[Start DATASET ROWS]

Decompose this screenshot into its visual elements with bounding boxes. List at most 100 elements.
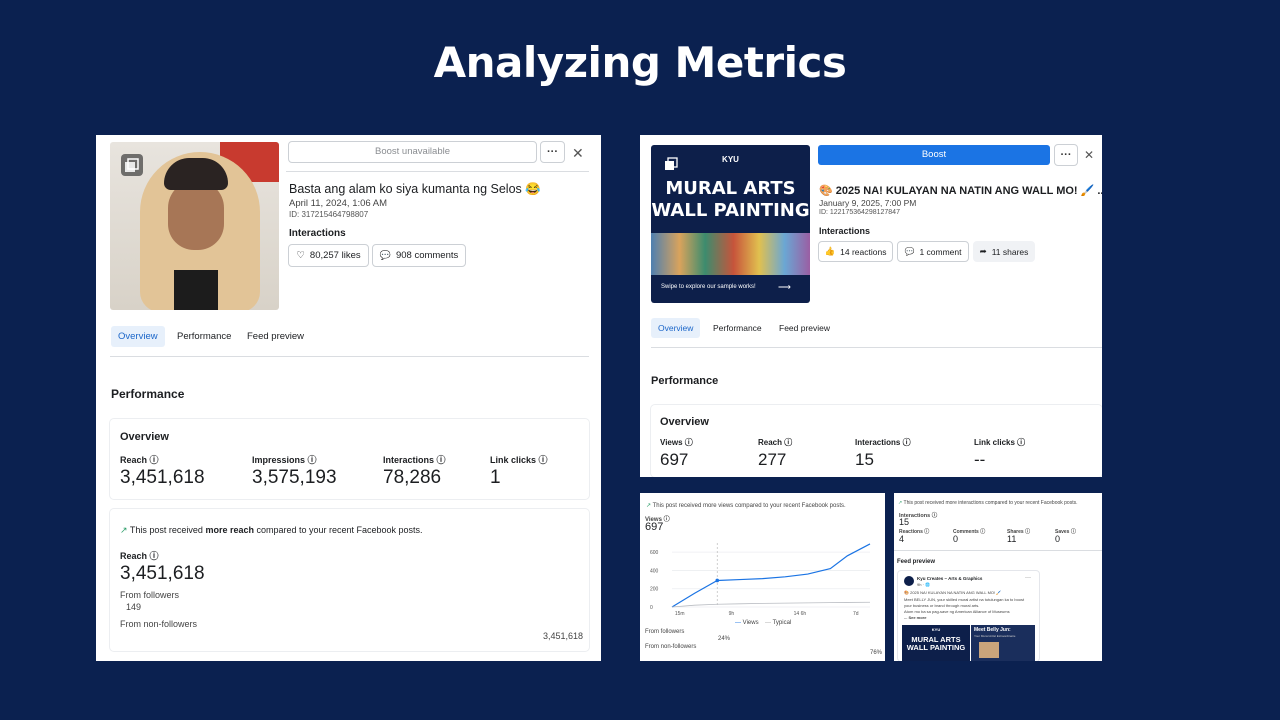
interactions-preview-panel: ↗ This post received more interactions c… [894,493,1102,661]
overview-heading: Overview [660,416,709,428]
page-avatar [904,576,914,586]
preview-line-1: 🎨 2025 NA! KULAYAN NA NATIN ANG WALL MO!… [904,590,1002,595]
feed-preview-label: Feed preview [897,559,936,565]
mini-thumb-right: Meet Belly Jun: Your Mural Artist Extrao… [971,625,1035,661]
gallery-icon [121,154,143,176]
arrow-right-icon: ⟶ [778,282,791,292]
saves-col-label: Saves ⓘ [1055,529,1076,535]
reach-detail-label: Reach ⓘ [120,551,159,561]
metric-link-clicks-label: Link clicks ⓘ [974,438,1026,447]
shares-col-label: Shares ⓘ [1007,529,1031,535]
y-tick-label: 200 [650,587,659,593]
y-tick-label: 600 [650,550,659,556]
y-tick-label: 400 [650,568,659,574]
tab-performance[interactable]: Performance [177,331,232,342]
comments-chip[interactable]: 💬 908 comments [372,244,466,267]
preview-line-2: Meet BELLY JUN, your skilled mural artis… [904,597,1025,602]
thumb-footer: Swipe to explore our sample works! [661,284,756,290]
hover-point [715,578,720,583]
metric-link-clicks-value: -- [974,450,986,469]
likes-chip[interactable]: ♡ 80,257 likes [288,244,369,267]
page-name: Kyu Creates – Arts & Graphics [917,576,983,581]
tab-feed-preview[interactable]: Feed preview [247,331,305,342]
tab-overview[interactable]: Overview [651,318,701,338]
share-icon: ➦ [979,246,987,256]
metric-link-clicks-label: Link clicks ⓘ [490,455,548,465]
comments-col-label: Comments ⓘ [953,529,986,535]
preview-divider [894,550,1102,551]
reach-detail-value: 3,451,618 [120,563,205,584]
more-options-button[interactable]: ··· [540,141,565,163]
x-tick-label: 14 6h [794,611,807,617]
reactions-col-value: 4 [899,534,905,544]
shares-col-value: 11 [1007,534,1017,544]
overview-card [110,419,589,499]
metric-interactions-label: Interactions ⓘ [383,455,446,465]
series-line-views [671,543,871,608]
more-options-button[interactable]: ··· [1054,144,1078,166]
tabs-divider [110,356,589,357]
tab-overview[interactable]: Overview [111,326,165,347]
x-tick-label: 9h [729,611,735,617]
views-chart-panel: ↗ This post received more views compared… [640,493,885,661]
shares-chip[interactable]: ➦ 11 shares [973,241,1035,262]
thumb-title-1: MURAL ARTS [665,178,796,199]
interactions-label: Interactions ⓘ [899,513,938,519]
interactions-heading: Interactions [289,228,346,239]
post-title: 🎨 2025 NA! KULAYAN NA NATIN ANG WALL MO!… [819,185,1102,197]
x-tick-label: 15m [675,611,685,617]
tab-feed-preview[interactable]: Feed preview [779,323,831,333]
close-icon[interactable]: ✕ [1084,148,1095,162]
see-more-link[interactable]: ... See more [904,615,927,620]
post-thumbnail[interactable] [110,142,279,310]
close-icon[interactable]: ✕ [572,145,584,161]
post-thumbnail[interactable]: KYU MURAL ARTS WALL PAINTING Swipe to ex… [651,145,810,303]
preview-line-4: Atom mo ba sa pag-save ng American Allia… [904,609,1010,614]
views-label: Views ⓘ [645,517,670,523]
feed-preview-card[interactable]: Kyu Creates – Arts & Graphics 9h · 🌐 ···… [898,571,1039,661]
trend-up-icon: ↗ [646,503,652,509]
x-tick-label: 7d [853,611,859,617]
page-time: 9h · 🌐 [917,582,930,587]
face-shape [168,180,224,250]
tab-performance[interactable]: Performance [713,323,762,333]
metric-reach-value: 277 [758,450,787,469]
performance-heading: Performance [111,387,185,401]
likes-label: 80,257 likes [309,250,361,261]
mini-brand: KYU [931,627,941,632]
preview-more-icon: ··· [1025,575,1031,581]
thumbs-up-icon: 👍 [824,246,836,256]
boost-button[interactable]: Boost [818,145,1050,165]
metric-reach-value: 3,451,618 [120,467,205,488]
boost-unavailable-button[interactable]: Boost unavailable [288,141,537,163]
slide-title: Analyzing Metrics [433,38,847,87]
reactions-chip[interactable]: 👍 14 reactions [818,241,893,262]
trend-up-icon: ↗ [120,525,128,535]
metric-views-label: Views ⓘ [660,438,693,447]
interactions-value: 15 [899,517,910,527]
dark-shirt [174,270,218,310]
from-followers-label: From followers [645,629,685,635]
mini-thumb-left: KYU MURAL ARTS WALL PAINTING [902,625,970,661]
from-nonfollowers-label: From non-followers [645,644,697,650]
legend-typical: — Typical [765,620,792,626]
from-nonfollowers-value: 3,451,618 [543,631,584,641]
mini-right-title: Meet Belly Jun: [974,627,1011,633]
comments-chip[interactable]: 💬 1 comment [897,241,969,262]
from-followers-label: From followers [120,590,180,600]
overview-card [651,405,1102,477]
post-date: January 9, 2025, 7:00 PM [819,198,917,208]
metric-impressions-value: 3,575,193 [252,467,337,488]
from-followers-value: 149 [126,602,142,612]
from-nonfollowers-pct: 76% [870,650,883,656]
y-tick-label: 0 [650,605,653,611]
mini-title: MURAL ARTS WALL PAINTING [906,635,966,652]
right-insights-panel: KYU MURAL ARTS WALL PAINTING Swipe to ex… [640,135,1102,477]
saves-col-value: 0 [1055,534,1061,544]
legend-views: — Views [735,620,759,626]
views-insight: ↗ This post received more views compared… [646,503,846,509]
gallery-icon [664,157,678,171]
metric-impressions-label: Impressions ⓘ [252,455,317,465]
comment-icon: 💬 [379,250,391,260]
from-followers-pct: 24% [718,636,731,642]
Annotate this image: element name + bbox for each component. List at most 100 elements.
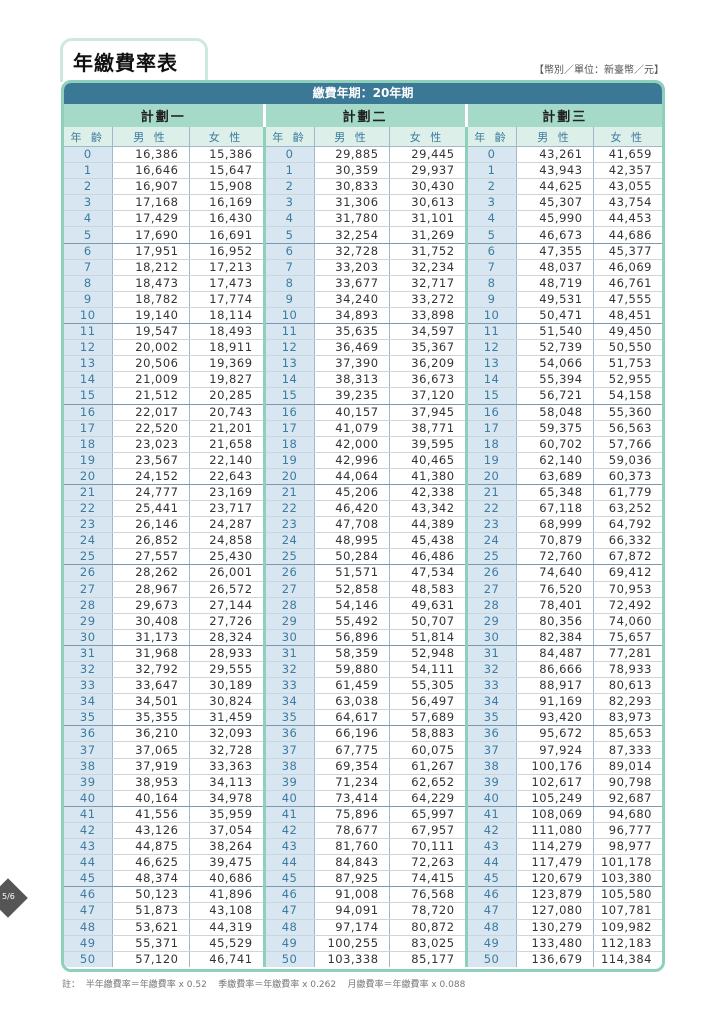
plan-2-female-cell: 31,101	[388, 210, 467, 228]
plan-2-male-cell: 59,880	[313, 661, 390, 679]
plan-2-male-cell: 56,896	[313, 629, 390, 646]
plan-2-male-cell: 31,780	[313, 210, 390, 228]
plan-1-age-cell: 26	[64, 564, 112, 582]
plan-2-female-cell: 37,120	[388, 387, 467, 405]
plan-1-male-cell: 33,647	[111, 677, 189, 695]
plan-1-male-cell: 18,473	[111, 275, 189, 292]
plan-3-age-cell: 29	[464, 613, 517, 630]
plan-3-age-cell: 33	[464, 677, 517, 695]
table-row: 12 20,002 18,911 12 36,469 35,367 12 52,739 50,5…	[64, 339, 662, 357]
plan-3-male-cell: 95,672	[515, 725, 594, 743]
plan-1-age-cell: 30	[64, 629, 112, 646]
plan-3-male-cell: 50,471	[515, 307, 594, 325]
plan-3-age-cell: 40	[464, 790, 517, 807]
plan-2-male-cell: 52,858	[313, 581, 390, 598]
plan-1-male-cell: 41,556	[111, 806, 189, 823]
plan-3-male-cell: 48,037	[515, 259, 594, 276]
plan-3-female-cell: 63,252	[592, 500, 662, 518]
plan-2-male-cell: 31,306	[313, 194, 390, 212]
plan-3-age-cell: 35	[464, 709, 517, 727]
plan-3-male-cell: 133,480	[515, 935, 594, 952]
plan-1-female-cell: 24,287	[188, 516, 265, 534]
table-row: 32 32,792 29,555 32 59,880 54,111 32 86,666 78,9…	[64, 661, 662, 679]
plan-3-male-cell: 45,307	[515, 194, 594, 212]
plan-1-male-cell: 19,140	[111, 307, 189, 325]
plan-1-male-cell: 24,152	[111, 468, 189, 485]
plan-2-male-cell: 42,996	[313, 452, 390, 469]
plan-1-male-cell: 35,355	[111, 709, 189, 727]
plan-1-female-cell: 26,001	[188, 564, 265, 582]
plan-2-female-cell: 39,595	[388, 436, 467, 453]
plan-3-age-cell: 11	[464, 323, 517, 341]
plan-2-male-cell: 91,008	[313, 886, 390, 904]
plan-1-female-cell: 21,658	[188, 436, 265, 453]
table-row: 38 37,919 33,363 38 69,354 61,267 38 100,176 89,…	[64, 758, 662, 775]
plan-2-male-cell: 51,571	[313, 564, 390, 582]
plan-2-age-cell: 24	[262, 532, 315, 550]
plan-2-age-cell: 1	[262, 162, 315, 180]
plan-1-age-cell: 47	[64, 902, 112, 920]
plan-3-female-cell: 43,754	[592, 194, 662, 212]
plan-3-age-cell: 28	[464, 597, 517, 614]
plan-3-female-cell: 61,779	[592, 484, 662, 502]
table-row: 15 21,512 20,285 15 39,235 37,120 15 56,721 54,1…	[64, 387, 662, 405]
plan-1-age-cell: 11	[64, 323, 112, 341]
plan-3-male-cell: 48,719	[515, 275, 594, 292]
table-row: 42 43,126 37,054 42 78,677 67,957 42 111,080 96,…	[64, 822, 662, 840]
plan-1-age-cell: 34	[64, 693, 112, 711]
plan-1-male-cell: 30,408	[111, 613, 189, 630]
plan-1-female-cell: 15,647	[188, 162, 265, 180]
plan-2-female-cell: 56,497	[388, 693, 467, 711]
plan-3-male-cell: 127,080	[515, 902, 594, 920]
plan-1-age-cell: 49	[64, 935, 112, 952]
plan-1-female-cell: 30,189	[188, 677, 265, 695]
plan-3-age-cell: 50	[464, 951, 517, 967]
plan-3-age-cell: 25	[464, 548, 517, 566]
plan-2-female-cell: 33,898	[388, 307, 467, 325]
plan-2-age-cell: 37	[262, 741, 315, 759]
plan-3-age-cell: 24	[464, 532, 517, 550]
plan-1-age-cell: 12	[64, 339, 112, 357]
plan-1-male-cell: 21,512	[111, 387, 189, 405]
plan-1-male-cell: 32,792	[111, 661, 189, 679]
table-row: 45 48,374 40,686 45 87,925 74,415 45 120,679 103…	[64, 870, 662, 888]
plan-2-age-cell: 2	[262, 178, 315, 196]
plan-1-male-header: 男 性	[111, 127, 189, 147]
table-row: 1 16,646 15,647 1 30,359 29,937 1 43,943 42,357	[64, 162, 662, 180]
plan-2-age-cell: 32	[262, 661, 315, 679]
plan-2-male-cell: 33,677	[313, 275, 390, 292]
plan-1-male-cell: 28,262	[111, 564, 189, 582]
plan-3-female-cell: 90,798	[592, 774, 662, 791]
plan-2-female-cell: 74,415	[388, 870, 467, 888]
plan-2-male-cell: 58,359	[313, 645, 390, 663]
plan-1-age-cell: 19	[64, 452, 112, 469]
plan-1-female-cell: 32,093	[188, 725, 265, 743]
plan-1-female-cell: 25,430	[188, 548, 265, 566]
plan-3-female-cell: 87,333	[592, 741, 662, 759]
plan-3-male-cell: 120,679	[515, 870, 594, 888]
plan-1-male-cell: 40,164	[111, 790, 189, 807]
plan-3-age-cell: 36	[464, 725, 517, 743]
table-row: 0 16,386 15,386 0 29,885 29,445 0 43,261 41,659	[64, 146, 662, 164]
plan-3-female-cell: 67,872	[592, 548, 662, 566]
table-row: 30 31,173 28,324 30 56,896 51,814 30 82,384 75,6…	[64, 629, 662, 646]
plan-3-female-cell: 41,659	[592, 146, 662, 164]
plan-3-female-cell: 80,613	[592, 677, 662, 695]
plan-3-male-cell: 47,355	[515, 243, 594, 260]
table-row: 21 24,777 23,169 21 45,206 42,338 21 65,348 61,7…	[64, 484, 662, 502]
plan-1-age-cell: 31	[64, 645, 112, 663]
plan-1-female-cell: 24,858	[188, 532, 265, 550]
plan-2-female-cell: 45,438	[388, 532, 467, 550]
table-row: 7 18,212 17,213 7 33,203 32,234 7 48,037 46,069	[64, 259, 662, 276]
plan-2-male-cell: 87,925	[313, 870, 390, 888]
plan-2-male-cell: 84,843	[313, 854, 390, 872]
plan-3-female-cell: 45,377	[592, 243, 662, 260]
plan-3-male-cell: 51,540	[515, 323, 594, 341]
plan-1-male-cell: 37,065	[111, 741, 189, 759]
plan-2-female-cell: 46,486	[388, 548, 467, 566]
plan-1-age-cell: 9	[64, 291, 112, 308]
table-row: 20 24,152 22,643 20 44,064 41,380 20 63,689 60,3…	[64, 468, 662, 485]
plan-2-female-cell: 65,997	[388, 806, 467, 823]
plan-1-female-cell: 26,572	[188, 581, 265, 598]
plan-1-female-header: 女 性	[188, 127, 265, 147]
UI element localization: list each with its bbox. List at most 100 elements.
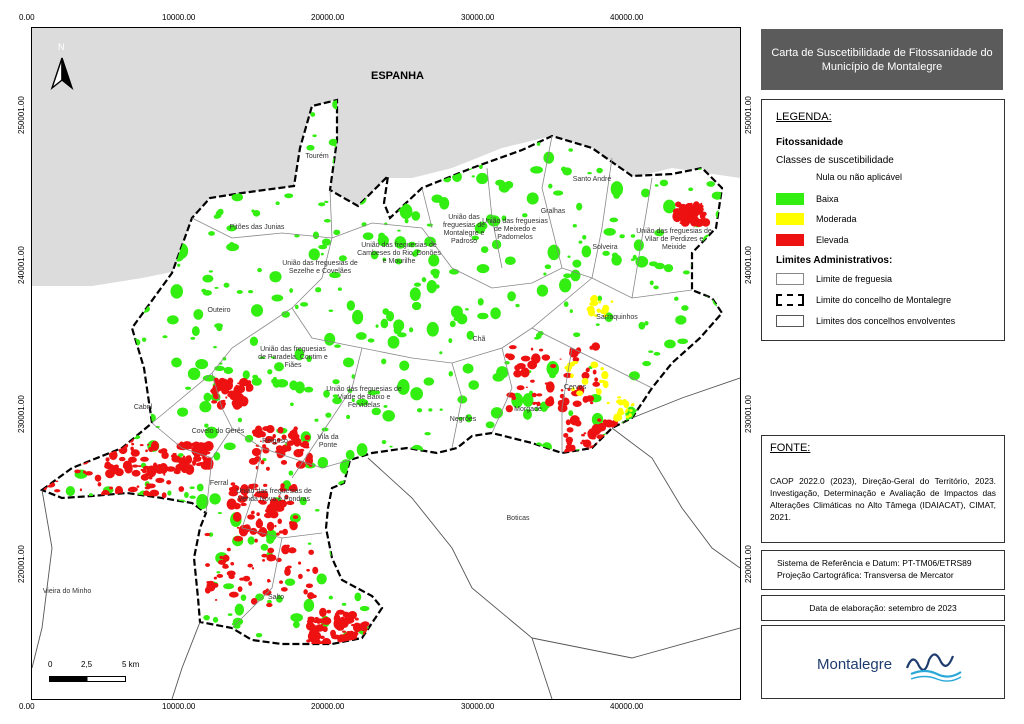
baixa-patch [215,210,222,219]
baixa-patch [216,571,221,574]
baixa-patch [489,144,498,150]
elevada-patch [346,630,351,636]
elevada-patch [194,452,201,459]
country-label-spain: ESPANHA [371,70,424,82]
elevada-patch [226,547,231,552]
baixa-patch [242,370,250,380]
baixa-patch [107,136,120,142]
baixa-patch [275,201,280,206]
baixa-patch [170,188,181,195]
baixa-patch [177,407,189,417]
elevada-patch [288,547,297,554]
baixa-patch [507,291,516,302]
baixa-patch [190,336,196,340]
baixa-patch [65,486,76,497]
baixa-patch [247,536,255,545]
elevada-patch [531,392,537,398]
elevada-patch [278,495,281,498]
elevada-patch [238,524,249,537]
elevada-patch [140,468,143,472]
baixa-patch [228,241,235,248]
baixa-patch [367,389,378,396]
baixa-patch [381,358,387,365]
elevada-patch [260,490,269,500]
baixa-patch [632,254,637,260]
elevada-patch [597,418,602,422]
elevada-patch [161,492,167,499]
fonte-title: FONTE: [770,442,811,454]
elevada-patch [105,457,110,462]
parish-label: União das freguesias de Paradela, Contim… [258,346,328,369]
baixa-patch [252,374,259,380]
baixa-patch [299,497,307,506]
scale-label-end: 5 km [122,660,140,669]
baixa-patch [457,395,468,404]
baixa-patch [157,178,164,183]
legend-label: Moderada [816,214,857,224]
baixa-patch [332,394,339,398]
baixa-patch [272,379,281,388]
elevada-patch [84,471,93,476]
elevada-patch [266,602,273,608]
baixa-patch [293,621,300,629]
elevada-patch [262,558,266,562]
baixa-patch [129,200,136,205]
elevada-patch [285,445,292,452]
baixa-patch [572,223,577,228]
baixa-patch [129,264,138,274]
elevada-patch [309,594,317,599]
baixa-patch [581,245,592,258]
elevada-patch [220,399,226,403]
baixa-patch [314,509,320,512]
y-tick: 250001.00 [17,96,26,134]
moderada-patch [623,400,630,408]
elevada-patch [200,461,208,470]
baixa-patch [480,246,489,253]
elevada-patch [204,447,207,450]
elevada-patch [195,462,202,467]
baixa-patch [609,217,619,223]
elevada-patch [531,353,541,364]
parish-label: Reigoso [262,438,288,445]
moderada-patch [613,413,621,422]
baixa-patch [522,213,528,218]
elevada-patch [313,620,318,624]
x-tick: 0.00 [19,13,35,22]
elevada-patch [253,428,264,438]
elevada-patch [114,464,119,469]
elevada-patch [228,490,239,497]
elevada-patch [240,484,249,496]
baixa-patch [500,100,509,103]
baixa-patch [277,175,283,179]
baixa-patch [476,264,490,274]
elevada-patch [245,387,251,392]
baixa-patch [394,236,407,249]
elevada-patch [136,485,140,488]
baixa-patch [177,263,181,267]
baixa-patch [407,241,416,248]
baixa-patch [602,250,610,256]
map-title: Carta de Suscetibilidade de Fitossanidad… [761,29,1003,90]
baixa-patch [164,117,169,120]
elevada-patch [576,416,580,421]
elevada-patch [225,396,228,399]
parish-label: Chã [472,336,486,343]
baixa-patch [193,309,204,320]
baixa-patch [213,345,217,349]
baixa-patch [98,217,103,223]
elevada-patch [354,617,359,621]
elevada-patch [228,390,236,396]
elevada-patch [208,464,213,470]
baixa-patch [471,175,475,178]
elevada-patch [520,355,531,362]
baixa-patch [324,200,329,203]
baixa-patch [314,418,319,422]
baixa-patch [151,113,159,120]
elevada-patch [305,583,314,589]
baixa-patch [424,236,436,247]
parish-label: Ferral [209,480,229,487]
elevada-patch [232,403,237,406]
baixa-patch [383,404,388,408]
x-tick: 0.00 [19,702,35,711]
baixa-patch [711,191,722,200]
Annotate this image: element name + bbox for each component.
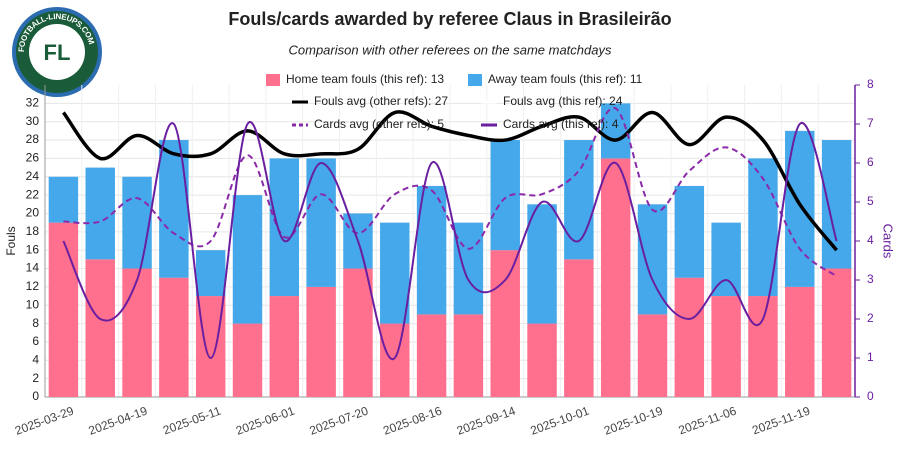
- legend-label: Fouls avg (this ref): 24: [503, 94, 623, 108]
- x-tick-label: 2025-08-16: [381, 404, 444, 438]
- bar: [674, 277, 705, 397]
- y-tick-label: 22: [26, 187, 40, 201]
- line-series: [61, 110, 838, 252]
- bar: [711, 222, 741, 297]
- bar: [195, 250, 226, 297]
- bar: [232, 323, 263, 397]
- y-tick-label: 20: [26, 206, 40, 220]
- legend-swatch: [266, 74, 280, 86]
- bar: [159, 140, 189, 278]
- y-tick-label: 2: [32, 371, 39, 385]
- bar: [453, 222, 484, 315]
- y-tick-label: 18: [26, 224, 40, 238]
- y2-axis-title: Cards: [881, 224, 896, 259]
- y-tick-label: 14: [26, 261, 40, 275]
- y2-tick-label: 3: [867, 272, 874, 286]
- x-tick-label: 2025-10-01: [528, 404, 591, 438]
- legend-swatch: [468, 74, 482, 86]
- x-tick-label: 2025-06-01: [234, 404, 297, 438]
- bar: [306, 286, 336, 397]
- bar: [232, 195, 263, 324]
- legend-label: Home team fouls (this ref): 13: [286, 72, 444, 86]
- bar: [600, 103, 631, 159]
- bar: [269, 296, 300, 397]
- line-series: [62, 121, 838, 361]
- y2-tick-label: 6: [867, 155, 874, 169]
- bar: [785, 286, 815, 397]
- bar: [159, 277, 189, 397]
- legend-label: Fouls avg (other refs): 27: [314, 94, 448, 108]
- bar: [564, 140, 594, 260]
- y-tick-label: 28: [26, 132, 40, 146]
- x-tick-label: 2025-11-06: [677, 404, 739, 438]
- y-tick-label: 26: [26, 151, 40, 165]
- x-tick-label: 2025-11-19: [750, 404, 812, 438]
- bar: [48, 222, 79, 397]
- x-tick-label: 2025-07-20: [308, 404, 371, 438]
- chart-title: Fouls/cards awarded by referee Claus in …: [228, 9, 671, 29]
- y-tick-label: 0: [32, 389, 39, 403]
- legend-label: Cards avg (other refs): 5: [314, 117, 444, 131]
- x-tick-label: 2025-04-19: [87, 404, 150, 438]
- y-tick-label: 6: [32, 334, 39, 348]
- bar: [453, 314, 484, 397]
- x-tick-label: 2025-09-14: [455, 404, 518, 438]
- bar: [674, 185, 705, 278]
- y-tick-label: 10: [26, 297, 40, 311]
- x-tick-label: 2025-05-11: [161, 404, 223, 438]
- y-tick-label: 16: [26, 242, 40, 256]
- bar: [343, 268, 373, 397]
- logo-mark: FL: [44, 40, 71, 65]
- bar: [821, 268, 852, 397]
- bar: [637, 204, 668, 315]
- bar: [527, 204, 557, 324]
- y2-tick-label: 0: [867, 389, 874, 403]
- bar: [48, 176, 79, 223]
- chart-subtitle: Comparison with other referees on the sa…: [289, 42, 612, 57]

[End DATASET ROWS]

THE TASK: Please report every line of the data above that contains the string "Graphics", copying each line in full. Case counts.

CORRECT RESPONSE:
page-name: Kyu Creates – Arts & Graphics [917,576,983,581]
feed-preview-card[interactable]: Kyu Creates – Arts & Graphics 9h · 🌐 ···… [898,571,1039,661]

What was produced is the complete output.